EXERCISE BRIEF
Write out the material again word for word, dropping any images it holds.

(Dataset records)
/---

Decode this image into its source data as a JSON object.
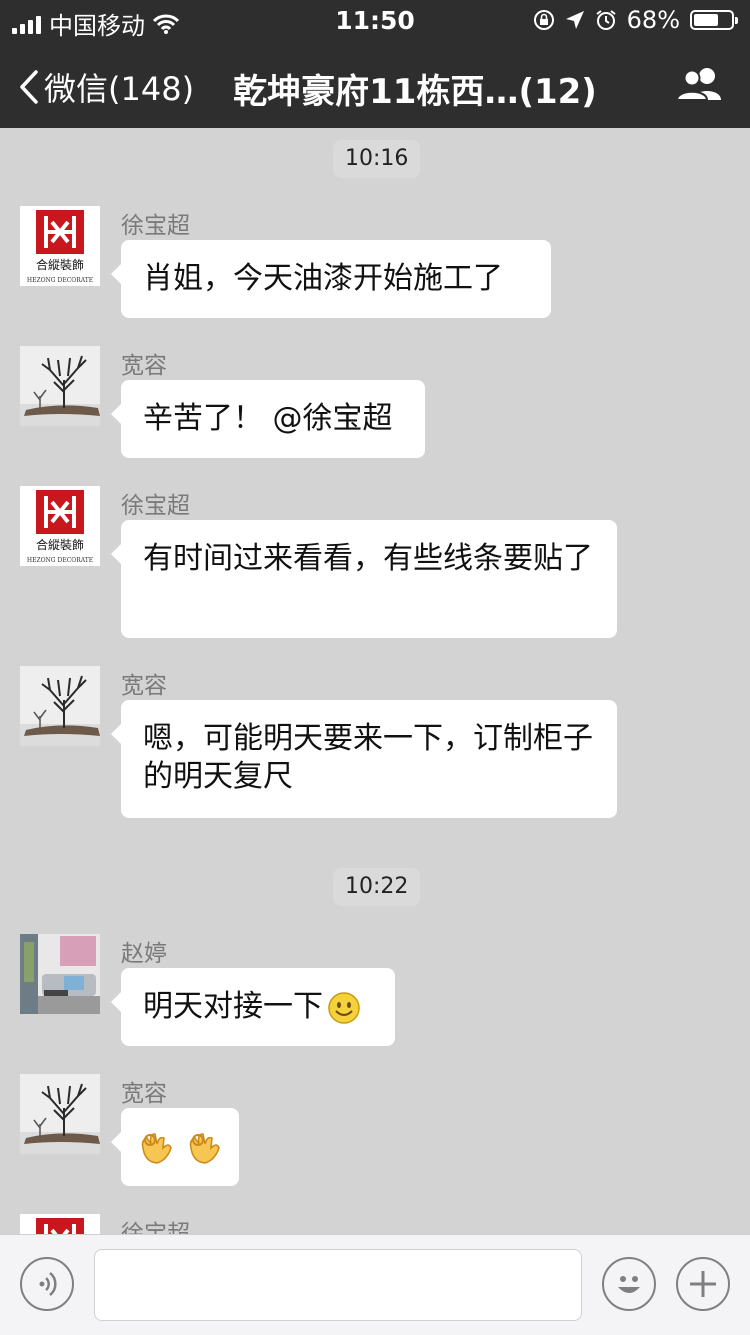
{
  "status_bar": {
    "carrier": "中国移动",
    "time": "11:50",
    "battery": "68%",
    "battery_level": 0.68
  },
  "nav": {
    "back_label": "微信(148)",
    "title": "乾坤豪府11栋西…(12)"
  },
  "chat": {
    "timestamps": [
      "10:16",
      "10:22"
    ],
    "messages": [
      {
        "sender": "徐宝超",
        "text": "肖姐，今天油漆开始施工了"
      },
      {
        "sender": "宽容",
        "text": "辛苦了！ @徐宝超"
      },
      {
        "sender": "徐宝超",
        "text": "有时间过来看看，有些线条要贴了"
      },
      {
        "sender": "宽容",
        "text": "嗯，可能明天要来一下，订制柜子的明天复尺"
      },
      {
        "sender": "赵婷",
        "text": "明天对接一下"
      },
      {
        "sender": "宽容",
        "text": ""
      },
      {
        "sender": "徐宝超",
        "text": ""
      }
    ],
    "logo_text": {
      "cn": "合縱裝飾",
      "en": "HEZONG DECORATE"
    }
  },
  "colors": {
    "nav_bg": "#2e2e2f",
    "chat_bg": "#d3d3d3",
    "logo_red": "#c8171d"
  }
}
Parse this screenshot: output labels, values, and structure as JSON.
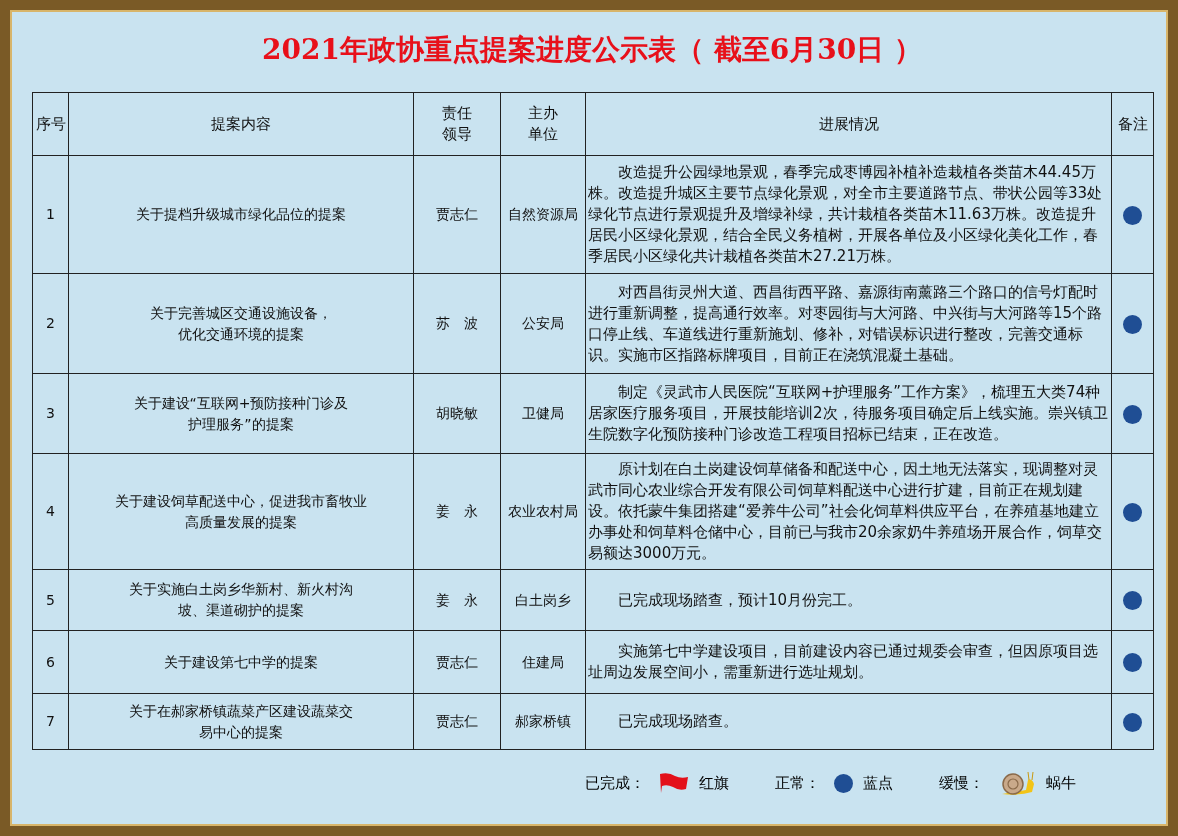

\---

WRITTEN ANSWER
Decode this image into its source data as a JSON object.
{
  "status_bar": {
    "carrier": "中国移动",
    "time": "11:50",
    "battery": "68%",
    "battery_level": 0.68
  },
  "nav": {
    "back_label": "微信(148)",
    "title": "乾坤豪府11栋西…(12)"
  },
  "chat": {
    "timestamps": [
      "10:16",
      "10:22"
    ],
    "messages": [
      {
        "sender": "徐宝超",
        "text": "肖姐，今天油漆开始施工了"
      },
      {
        "sender": "宽容",
        "text": "辛苦了！ @徐宝超"
      },
      {
        "sender": "徐宝超",
        "text": "有时间过来看看，有些线条要贴了"
      },
      {
        "sender": "宽容",
        "text": "嗯，可能明天要来一下，订制柜子的明天复尺"
      },
      {
        "sender": "赵婷",
        "text": "明天对接一下"
      },
      {
        "sender": "宽容",
        "text": ""
      },
      {
        "sender": "徐宝超",
        "text": ""
      }
    ],
    "logo_text": {
      "cn": "合縱裝飾",
      "en": "HEZONG DECORATE"
    }
  },
  "colors": {
    "nav_bg": "#2e2e2f",
    "chat_bg": "#d3d3d3",
    "logo_red": "#c8171d"
  }
}
Parse this screenshot: output labels, values, and structure as JSON.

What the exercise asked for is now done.